> _THE EXERCISE_:
State the number of lines that hold the string "簽字會計師", with nothing added.

┄┄┄┄┄┄┄┄┄┄┄┄┄┄┄┄┄┄┄┄

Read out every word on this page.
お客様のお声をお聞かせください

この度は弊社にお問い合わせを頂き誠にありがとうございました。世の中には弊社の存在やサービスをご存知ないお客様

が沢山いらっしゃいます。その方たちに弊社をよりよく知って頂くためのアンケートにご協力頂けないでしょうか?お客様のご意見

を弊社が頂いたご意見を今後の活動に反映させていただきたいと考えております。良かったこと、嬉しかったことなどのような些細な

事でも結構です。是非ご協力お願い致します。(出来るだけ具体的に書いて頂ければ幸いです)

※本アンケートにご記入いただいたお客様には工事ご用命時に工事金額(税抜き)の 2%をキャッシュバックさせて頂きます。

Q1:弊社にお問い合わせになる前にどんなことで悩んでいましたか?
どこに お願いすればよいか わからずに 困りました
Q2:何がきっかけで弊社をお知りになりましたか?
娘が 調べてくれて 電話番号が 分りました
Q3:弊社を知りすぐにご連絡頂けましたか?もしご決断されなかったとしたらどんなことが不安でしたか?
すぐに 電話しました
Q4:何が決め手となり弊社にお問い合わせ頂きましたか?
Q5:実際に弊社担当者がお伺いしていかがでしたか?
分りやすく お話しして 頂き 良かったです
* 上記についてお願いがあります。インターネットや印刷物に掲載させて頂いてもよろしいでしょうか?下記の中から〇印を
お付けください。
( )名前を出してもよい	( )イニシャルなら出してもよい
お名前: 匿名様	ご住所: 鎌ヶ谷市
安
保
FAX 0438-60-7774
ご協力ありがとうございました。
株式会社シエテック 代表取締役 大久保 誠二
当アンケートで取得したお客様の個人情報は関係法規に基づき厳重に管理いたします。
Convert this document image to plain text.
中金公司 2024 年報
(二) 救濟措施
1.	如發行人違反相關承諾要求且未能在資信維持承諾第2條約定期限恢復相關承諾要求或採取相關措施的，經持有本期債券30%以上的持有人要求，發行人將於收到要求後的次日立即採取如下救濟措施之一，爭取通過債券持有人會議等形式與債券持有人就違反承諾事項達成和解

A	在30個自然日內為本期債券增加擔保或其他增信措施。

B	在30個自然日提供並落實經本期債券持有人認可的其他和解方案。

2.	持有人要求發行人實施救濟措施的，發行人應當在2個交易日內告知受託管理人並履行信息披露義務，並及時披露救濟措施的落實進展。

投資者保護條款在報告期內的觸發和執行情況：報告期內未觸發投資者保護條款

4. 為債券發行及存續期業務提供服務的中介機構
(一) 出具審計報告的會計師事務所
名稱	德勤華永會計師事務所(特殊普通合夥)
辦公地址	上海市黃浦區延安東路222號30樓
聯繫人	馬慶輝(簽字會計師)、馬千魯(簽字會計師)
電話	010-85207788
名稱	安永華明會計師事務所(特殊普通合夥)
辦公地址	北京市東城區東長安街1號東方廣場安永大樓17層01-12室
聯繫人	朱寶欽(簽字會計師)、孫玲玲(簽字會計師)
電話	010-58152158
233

┄┄┄┄┄┄┄┄┄┄┄┄┄┄┄┄┄┄┄┄

> _TASK OUTPUT_:
2